-- Begin DATA EXCERPTS --

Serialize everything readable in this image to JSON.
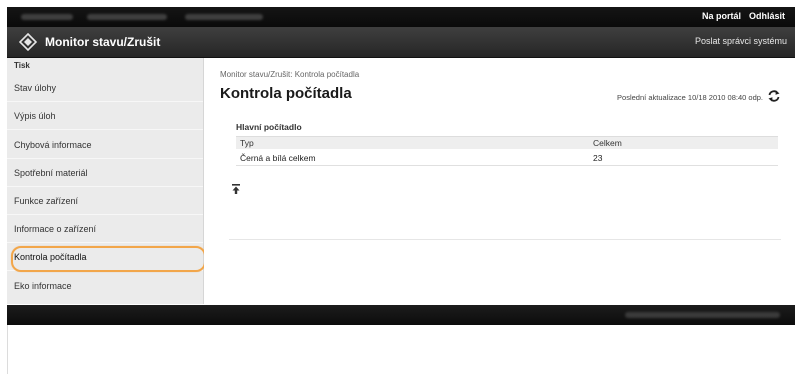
{
  "topbar": {
    "my_portal": "Na portál",
    "logout": "Odhlásit"
  },
  "titlebar": {
    "app_title": "Monitor stavu/Zrušit",
    "sys_admin_link": "Poslat správci systému"
  },
  "sidebar": {
    "section": "Tisk",
    "items": [
      {
        "label": "Stav úlohy"
      },
      {
        "label": "Výpis úloh"
      },
      {
        "label": "Chybová informace"
      },
      {
        "label": "Spotřební materiál"
      },
      {
        "label": "Funkce zařízení"
      },
      {
        "label": "Informace o zařízení"
      },
      {
        "label": "Kontrola počítadla"
      },
      {
        "label": "Eko informace"
      }
    ],
    "active_item": "Kontrola počítadla"
  },
  "main": {
    "breadcrumb": "Monitor stavu/Zrušit: Kontrola počítadla",
    "page_title": "Kontrola počítadla",
    "last_update": "Poslední aktualizace 10/18 2010 08:40 odp.",
    "panel_title": "Hlavní počítadlo",
    "table": {
      "headers": [
        "Typ",
        "Celkem"
      ],
      "rows": [
        [
          "Černá a bílá celkem",
          "23"
        ]
      ]
    }
  },
  "icons": {
    "logo": "diamond-logo-icon",
    "refresh": "refresh-icon",
    "back_to_top": "top-arrow-icon"
  },
  "colors": {
    "highlight_ring": "#f2a64a",
    "title_bar": "#2f2f2f",
    "sidebar_bg": "#ebebeb"
  }
}
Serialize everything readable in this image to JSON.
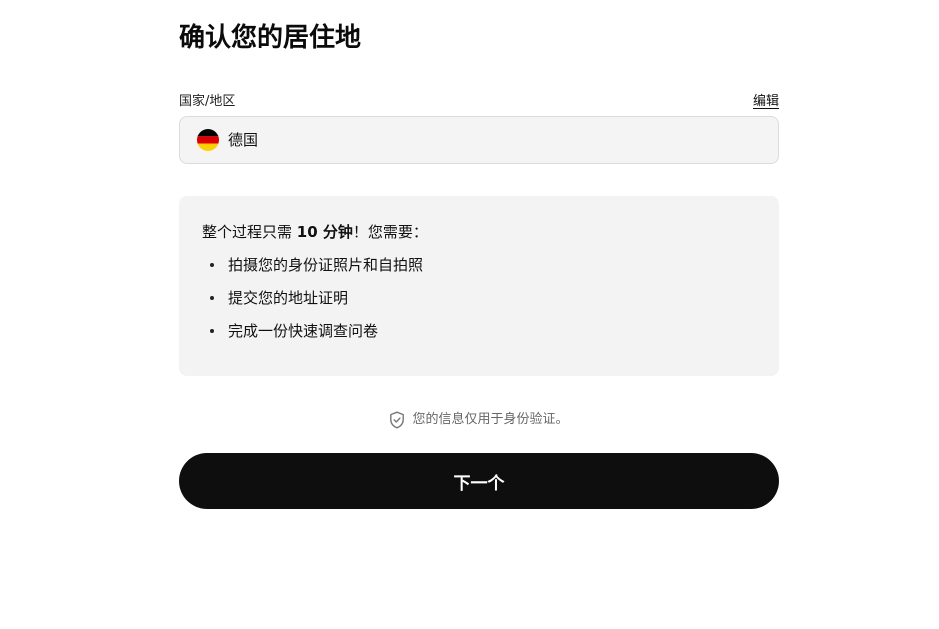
{
  "page": {
    "title": "确认您的居住地"
  },
  "country_field": {
    "label": "国家/地区",
    "edit_label": "编辑",
    "value": "德国",
    "flag_icon": "germany-flag-icon",
    "flag_colors": [
      "#000000",
      "#dd0000",
      "#ffce00"
    ]
  },
  "info_box": {
    "intro_prefix": "整个过程只需 ",
    "intro_bold": "10 分钟",
    "intro_suffix": "！您需要：",
    "items": [
      "拍摄您的身份证照片和自拍照",
      "提交您的地址证明",
      "完成一份快速调查问卷"
    ]
  },
  "privacy": {
    "icon": "shield-check-icon",
    "text": "您的信息仅用于身份验证。"
  },
  "actions": {
    "next_label": "下一个"
  },
  "colors": {
    "button_bg": "#0e0e0e",
    "field_bg": "#f4f4f4",
    "info_bg": "#f3f3f3"
  }
}
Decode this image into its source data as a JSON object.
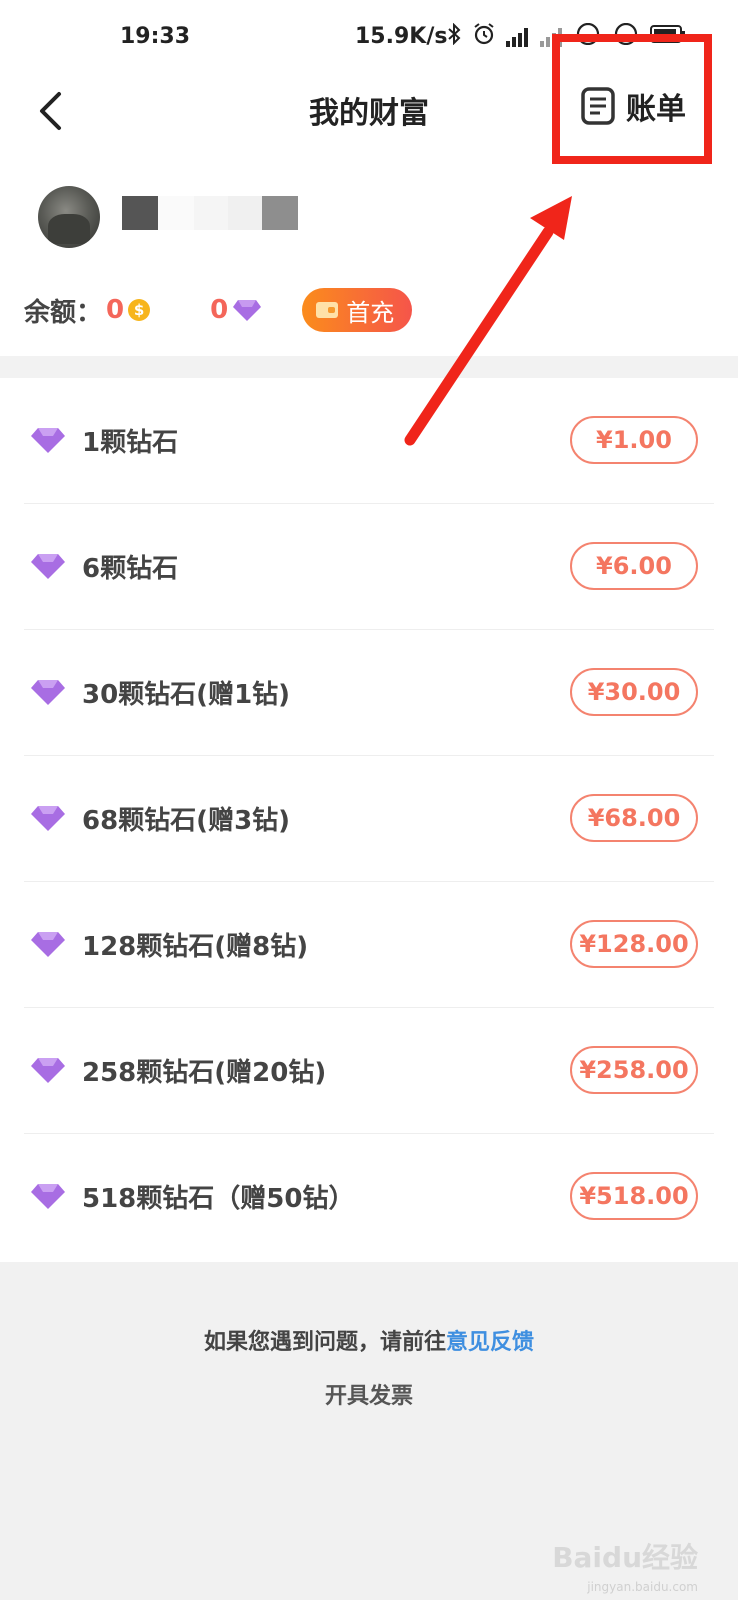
{
  "status_bar": {
    "time": "19:33",
    "network_speed": "15.9K/s",
    "icons": [
      "bluetooth-icon",
      "alarm-icon",
      "signal-icon",
      "wifi-icon",
      "battery-icon"
    ]
  },
  "header": {
    "title": "我的财富",
    "bill_label": "账单",
    "back_icon": "chevron-left-icon",
    "bill_icon": "document-icon"
  },
  "profile": {
    "balance_label": "余额：",
    "coin_balance": "0",
    "coin_symbol": "$",
    "diamond_balance": "0",
    "first_charge_label": "首充"
  },
  "packages": [
    {
      "name": "1颗钻石",
      "price": "¥1.00"
    },
    {
      "name": "6颗钻石",
      "price": "¥6.00"
    },
    {
      "name": "30颗钻石(赠1钻)",
      "price": "¥30.00"
    },
    {
      "name": "68颗钻石(赠3钻)",
      "price": "¥68.00"
    },
    {
      "name": "128颗钻石(赠8钻)",
      "price": "¥128.00"
    },
    {
      "name": "258颗钻石(赠20钻)",
      "price": "¥258.00"
    },
    {
      "name": "518颗钻石（赠50钻）",
      "price": "¥518.00"
    }
  ],
  "footer": {
    "help_text": "如果您遇到问题，请前往",
    "feedback_link": "意见反馈",
    "invoice_label": "开具发票"
  },
  "watermark": {
    "text": "Baidu经验",
    "sub": "jingyan.baidu.com"
  },
  "colors": {
    "accent": "#f47660",
    "gem": "#a66ae0",
    "link": "#3f8fe0",
    "annotation": "#f0251a"
  }
}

-- End DATA EXCERPTS --

**TASK DETAILS**
Give the data again exactly as written, with all pictures left out.

**TASK RESPONSE**
Serialize everything readable in this image to JSON.
{
  "topbar": {
    "my_portal": "Na portál",
    "logout": "Odhlásit"
  },
  "titlebar": {
    "app_title": "Monitor stavu/Zrušit",
    "sys_admin_link": "Poslat správci systému"
  },
  "sidebar": {
    "section": "Tisk",
    "items": [
      {
        "label": "Stav úlohy"
      },
      {
        "label": "Výpis úloh"
      },
      {
        "label": "Chybová informace"
      },
      {
        "label": "Spotřební materiál"
      },
      {
        "label": "Funkce zařízení"
      },
      {
        "label": "Informace o zařízení"
      },
      {
        "label": "Kontrola počítadla"
      },
      {
        "label": "Eko informace"
      }
    ],
    "active_item": "Kontrola počítadla"
  },
  "main": {
    "breadcrumb": "Monitor stavu/Zrušit: Kontrola počítadla",
    "page_title": "Kontrola počítadla",
    "last_update": "Poslední aktualizace 10/18 2010 08:40 odp.",
    "panel_title": "Hlavní počítadlo",
    "table": {
      "headers": [
        "Typ",
        "Celkem"
      ],
      "rows": [
        [
          "Černá a bílá celkem",
          "23"
        ]
      ]
    }
  },
  "icons": {
    "logo": "diamond-logo-icon",
    "refresh": "refresh-icon",
    "back_to_top": "top-arrow-icon"
  },
  "colors": {
    "highlight_ring": "#f2a64a",
    "title_bar": "#2f2f2f",
    "sidebar_bg": "#ebebeb"
  }
}
Serialize everything readable in this image to JSON.
{
  "page": {
    "title": "确认您的居住地"
  },
  "country_field": {
    "label": "国家/地区",
    "edit_label": "编辑",
    "value": "德国",
    "flag_icon": "germany-flag-icon",
    "flag_colors": [
      "#000000",
      "#dd0000",
      "#ffce00"
    ]
  },
  "info_box": {
    "intro_prefix": "整个过程只需 ",
    "intro_bold": "10 分钟",
    "intro_suffix": "！您需要：",
    "items": [
      "拍摄您的身份证照片和自拍照",
      "提交您的地址证明",
      "完成一份快速调查问卷"
    ]
  },
  "privacy": {
    "icon": "shield-check-icon",
    "text": "您的信息仅用于身份验证。"
  },
  "actions": {
    "next_label": "下一个"
  },
  "colors": {
    "button_bg": "#0e0e0e",
    "field_bg": "#f4f4f4",
    "info_bg": "#f3f3f3"
  }
}
Decode this image into its source data as a JSON object.
{
  "status_bar": {
    "time": "19:33",
    "network_speed": "15.9K/s",
    "icons": [
      "bluetooth-icon",
      "alarm-icon",
      "signal-icon",
      "wifi-icon",
      "battery-icon"
    ]
  },
  "header": {
    "title": "我的财富",
    "bill_label": "账单",
    "back_icon": "chevron-left-icon",
    "bill_icon": "document-icon"
  },
  "profile": {
    "balance_label": "余额：",
    "coin_balance": "0",
    "coin_symbol": "$",
    "diamond_balance": "0",
    "first_charge_label": "首充"
  },
  "packages": [
    {
      "name": "1颗钻石",
      "price": "¥1.00"
    },
    {
      "name": "6颗钻石",
      "price": "¥6.00"
    },
    {
      "name": "30颗钻石(赠1钻)",
      "price": "¥30.00"
    },
    {
      "name": "68颗钻石(赠3钻)",
      "price": "¥68.00"
    },
    {
      "name": "128颗钻石(赠8钻)",
      "price": "¥128.00"
    },
    {
      "name": "258颗钻石(赠20钻)",
      "price": "¥258.00"
    },
    {
      "name": "518颗钻石（赠50钻）",
      "price": "¥518.00"
    }
  ],
  "footer": {
    "help_text": "如果您遇到问题，请前往",
    "feedback_link": "意见反馈",
    "invoice_label": "开具发票"
  },
  "watermark": {
    "text": "Baidu经验",
    "sub": "jingyan.baidu.com"
  },
  "colors": {
    "accent": "#f47660",
    "gem": "#a66ae0",
    "link": "#3f8fe0",
    "annotation": "#f0251a"
  }
}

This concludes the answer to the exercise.